**Materials provided**
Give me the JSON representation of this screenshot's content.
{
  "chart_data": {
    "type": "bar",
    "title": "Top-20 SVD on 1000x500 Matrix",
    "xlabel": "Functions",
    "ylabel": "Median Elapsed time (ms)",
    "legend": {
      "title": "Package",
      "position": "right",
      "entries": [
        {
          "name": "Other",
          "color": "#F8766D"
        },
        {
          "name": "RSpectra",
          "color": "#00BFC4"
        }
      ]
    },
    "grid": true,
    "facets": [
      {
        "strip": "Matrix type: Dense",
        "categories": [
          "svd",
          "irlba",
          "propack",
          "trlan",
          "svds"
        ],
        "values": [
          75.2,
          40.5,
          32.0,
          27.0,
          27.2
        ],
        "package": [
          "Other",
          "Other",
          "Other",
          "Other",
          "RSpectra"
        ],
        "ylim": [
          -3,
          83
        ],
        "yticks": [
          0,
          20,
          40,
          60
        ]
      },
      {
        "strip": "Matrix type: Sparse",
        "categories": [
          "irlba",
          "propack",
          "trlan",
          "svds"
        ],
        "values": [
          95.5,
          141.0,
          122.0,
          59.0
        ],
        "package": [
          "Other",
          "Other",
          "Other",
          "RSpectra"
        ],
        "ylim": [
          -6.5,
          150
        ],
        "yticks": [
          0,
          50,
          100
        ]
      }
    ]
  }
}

**Exercise task**
Say how many lines of the data include the word "Matrix". Nothing other than the number should be given.

**In response**
3